• [INSTRUCTIONS TO FOLLOW]: Write out the data again exactly, skipping every picture.

Data excerpts
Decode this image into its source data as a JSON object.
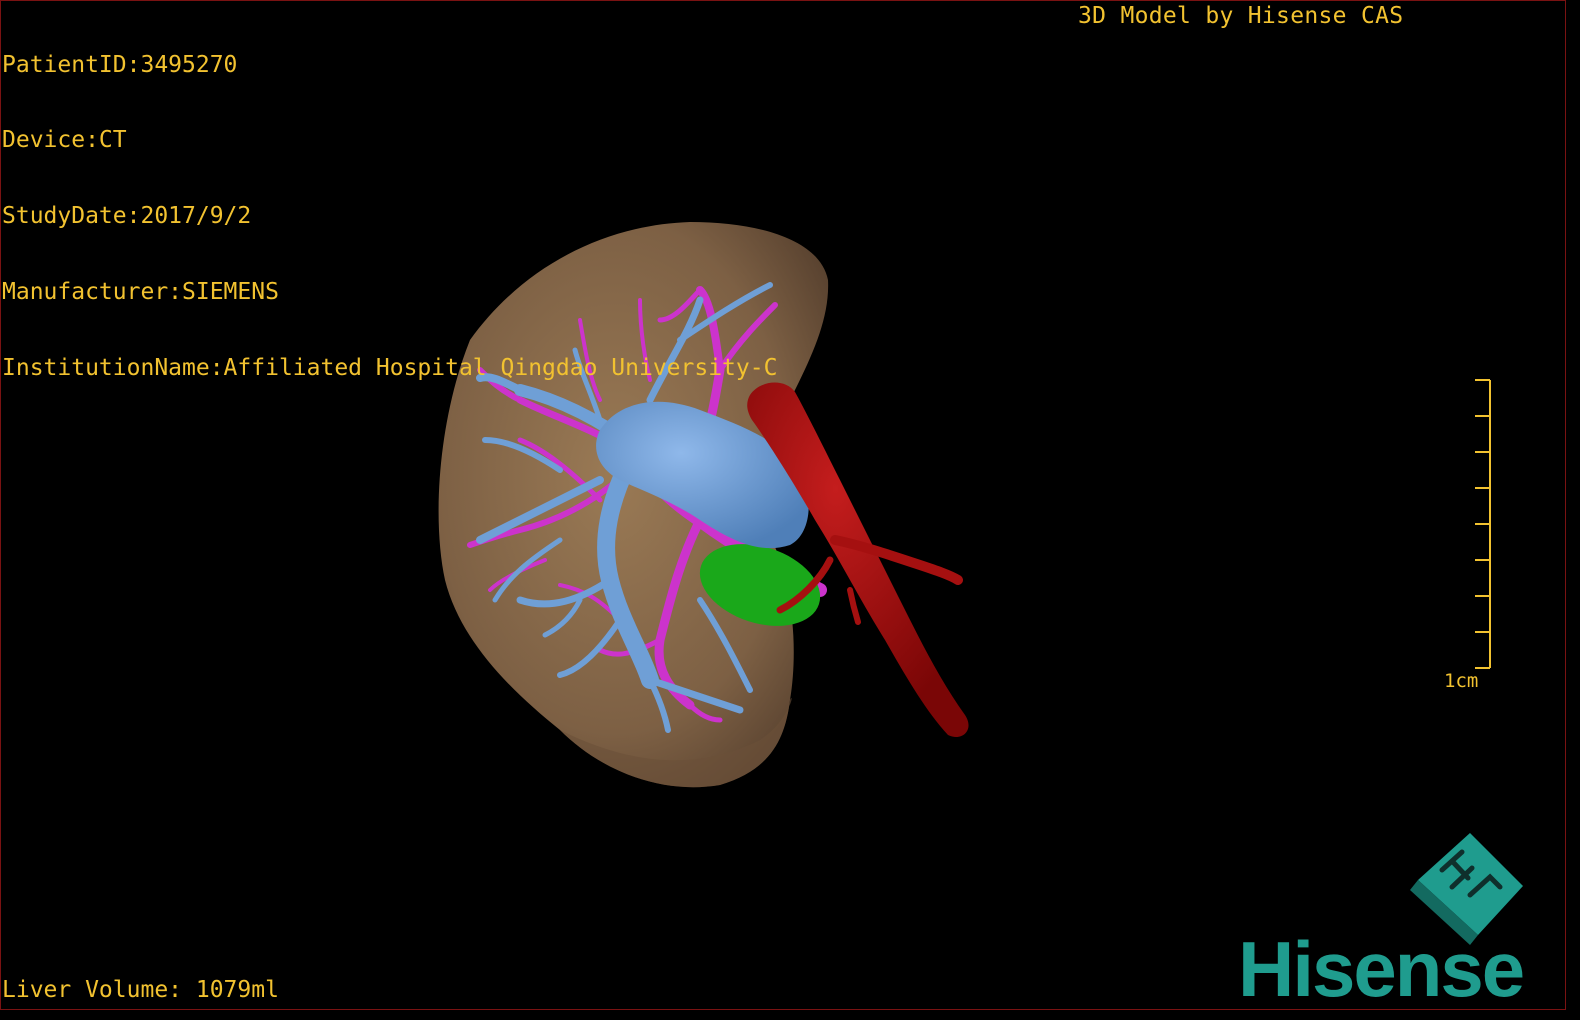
{
  "header": {
    "patient_id": "PatientID:3495270",
    "device": "Device:CT",
    "study_date": "StudyDate:2017/9/2",
    "manufacturer": "Manufacturer:SIEMENS",
    "institution": "InstitutionName:Affiliated Hospital Qingdao University-C"
  },
  "branding": {
    "model_credit": "3D Model by Hisense CAS",
    "logo_text": "Hisense",
    "logo_icon": "hisense-cube-icon"
  },
  "scale_bar": {
    "label": "1cm",
    "ticks": 9
  },
  "footer": {
    "liver_volume": "Liver Volume: 1079ml"
  },
  "colors": {
    "overlay_text": "#f2c230",
    "liver": "#8a6a48",
    "portal_vein": "#6f9fd6",
    "hepatic_artery": "#cc33cc",
    "aorta": "#a51010",
    "green_structure": "#1aa81a",
    "brand": "#1f9c8e"
  }
}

• [ANSWER IN FULL]:
Decode this image into its source data as a JSON object.
{
  "header": {
    "patient_id": "PatientID:3495270",
    "device": "Device:CT",
    "study_date": "StudyDate:2017/9/2",
    "manufacturer": "Manufacturer:SIEMENS",
    "institution": "InstitutionName:Affiliated Hospital Qingdao University-C"
  },
  "branding": {
    "model_credit": "3D Model by Hisense CAS",
    "logo_text": "Hisense",
    "logo_icon": "hisense-cube-icon"
  },
  "scale_bar": {
    "label": "1cm",
    "ticks": 9
  },
  "footer": {
    "liver_volume": "Liver Volume: 1079ml"
  },
  "colors": {
    "overlay_text": "#f2c230",
    "liver": "#8a6a48",
    "portal_vein": "#6f9fd6",
    "hepatic_artery": "#cc33cc",
    "aorta": "#a51010",
    "green_structure": "#1aa81a",
    "brand": "#1f9c8e"
  }
}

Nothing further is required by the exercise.